### Brief
Find every line containing the word "live" in the records below; report only how many there are.

(Items from a dataset)
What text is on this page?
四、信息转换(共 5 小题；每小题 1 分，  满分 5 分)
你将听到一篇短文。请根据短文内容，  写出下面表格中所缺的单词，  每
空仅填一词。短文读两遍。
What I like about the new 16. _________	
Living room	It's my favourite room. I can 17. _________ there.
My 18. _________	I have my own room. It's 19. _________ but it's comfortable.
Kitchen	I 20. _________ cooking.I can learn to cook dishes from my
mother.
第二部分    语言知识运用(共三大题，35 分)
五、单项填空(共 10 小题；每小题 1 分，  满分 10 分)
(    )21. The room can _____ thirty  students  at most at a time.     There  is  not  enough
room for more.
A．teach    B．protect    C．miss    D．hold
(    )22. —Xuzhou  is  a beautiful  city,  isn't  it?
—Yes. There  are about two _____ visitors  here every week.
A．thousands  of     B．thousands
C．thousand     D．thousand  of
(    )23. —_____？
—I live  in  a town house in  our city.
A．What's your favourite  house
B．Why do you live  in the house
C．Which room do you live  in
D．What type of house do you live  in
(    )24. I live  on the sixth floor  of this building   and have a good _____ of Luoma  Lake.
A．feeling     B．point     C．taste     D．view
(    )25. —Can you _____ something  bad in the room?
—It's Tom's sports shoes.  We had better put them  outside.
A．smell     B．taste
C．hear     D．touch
==
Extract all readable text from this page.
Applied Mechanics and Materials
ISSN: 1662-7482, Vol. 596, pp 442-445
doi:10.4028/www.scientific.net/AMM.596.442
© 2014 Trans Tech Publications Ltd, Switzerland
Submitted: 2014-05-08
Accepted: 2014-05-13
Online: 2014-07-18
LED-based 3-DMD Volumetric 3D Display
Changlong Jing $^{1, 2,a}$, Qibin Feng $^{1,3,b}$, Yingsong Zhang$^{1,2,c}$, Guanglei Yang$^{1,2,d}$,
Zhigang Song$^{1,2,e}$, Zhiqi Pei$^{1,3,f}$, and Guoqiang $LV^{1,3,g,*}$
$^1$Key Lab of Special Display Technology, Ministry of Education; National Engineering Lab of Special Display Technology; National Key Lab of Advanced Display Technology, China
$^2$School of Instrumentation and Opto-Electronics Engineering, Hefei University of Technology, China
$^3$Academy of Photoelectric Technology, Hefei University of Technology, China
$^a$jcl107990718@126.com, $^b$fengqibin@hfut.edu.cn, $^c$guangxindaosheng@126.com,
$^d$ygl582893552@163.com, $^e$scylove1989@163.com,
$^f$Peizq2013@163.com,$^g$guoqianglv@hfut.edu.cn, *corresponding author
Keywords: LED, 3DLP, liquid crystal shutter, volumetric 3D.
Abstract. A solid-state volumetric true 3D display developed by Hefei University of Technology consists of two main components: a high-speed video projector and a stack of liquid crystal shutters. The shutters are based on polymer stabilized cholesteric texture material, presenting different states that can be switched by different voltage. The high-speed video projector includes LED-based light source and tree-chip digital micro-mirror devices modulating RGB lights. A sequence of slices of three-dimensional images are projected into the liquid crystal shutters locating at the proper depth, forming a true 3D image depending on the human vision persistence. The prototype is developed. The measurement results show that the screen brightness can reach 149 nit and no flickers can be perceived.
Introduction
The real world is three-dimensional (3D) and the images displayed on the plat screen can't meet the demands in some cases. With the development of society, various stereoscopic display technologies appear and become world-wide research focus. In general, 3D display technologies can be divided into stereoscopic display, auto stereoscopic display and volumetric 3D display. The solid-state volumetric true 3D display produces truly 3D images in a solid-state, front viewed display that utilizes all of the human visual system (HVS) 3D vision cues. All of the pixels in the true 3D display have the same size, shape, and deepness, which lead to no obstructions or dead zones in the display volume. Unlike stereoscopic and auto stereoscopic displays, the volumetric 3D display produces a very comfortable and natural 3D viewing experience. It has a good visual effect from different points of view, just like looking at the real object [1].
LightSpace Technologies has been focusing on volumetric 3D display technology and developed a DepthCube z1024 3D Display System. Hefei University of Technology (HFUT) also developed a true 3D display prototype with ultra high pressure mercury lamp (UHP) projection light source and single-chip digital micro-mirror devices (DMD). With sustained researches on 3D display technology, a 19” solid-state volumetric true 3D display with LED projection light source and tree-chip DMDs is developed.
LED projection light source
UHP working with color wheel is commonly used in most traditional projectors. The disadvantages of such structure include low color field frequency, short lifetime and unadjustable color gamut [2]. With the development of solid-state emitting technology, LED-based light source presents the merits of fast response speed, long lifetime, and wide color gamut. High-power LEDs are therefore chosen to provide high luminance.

### Worked answer
5